» **Exercise requirements**:
Transcribe the material exactly. Images do not belong in the copy.

_ _ _ _ _

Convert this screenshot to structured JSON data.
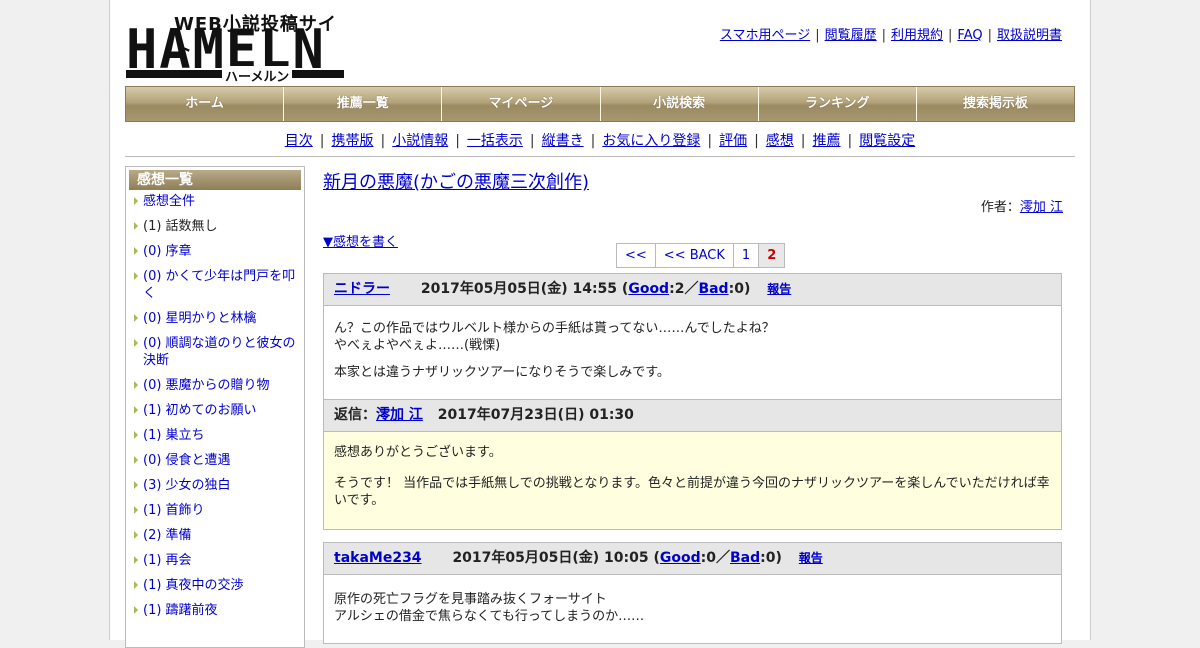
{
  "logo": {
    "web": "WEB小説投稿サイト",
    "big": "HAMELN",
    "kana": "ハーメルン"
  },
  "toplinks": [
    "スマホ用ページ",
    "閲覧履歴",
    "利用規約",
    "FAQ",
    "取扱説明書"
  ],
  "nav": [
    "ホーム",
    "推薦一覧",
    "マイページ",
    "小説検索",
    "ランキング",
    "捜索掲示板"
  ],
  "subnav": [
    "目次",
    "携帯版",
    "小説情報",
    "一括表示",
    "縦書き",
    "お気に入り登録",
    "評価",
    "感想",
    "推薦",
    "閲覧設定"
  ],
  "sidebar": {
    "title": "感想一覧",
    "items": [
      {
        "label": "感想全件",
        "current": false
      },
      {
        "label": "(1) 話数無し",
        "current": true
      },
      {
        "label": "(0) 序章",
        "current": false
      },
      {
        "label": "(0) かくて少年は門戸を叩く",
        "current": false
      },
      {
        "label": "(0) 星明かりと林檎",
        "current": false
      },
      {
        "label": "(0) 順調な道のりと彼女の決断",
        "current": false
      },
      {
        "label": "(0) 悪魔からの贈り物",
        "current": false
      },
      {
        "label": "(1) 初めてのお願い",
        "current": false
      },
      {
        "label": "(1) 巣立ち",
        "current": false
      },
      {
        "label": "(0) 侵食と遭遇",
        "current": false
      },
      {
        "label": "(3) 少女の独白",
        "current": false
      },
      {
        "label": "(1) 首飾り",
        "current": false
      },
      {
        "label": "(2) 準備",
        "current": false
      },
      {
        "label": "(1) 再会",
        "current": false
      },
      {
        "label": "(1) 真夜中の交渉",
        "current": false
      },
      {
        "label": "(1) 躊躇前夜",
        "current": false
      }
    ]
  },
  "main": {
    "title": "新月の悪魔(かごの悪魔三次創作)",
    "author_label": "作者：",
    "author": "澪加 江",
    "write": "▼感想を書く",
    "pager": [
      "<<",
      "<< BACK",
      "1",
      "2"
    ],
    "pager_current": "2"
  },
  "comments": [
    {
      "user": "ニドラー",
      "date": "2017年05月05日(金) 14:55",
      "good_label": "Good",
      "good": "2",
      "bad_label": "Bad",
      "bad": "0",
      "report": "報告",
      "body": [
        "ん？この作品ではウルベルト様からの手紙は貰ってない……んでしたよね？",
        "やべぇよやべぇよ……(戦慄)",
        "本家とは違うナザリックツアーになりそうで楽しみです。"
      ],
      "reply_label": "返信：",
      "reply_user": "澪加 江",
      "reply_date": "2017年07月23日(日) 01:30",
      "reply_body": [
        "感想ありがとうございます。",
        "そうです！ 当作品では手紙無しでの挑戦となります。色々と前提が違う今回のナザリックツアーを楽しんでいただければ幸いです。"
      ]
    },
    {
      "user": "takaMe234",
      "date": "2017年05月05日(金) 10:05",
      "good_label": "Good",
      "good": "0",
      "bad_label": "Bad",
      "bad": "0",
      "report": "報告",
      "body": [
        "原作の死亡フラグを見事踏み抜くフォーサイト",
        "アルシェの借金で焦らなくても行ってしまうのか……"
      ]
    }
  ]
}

_ _ _ _ _

» **Task answer**:
Convert this screenshot to structured JSON data.
{
  "logo": {
    "web": "WEB小説投稿サイト",
    "big": "HAMELN",
    "kana": "ハーメルン"
  },
  "toplinks": [
    "スマホ用ページ",
    "閲覧履歴",
    "利用規約",
    "FAQ",
    "取扱説明書"
  ],
  "nav": [
    "ホーム",
    "推薦一覧",
    "マイページ",
    "小説検索",
    "ランキング",
    "捜索掲示板"
  ],
  "subnav": [
    "目次",
    "携帯版",
    "小説情報",
    "一括表示",
    "縦書き",
    "お気に入り登録",
    "評価",
    "感想",
    "推薦",
    "閲覧設定"
  ],
  "sidebar": {
    "title": "感想一覧",
    "items": [
      {
        "label": "感想全件",
        "current": false
      },
      {
        "label": "(1) 話数無し",
        "current": true
      },
      {
        "label": "(0) 序章",
        "current": false
      },
      {
        "label": "(0) かくて少年は門戸を叩く",
        "current": false
      },
      {
        "label": "(0) 星明かりと林檎",
        "current": false
      },
      {
        "label": "(0) 順調な道のりと彼女の決断",
        "current": false
      },
      {
        "label": "(0) 悪魔からの贈り物",
        "current": false
      },
      {
        "label": "(1) 初めてのお願い",
        "current": false
      },
      {
        "label": "(1) 巣立ち",
        "current": false
      },
      {
        "label": "(0) 侵食と遭遇",
        "current": false
      },
      {
        "label": "(3) 少女の独白",
        "current": false
      },
      {
        "label": "(1) 首飾り",
        "current": false
      },
      {
        "label": "(2) 準備",
        "current": false
      },
      {
        "label": "(1) 再会",
        "current": false
      },
      {
        "label": "(1) 真夜中の交渉",
        "current": false
      },
      {
        "label": "(1) 躊躇前夜",
        "current": false
      }
    ]
  },
  "main": {
    "title": "新月の悪魔(かごの悪魔三次創作)",
    "author_label": "作者：",
    "author": "澪加 江",
    "write": "▼感想を書く",
    "pager": [
      "<<",
      "<< BACK",
      "1",
      "2"
    ],
    "pager_current": "2"
  },
  "comments": [
    {
      "user": "ニドラー",
      "date": "2017年05月05日(金) 14:55",
      "good_label": "Good",
      "good": "2",
      "bad_label": "Bad",
      "bad": "0",
      "report": "報告",
      "body": [
        "ん？この作品ではウルベルト様からの手紙は貰ってない……んでしたよね？",
        "やべぇよやべぇよ……(戦慄)",
        "本家とは違うナザリックツアーになりそうで楽しみです。"
      ],
      "reply_label": "返信：",
      "reply_user": "澪加 江",
      "reply_date": "2017年07月23日(日) 01:30",
      "reply_body": [
        "感想ありがとうございます。",
        "そうです！ 当作品では手紙無しでの挑戦となります。色々と前提が違う今回のナザリックツアーを楽しんでいただければ幸いです。"
      ]
    },
    {
      "user": "takaMe234",
      "date": "2017年05月05日(金) 10:05",
      "good_label": "Good",
      "good": "0",
      "bad_label": "Bad",
      "bad": "0",
      "report": "報告",
      "body": [
        "原作の死亡フラグを見事踏み抜くフォーサイト",
        "アルシェの借金で焦らなくても行ってしまうのか……"
      ]
    }
  ]
}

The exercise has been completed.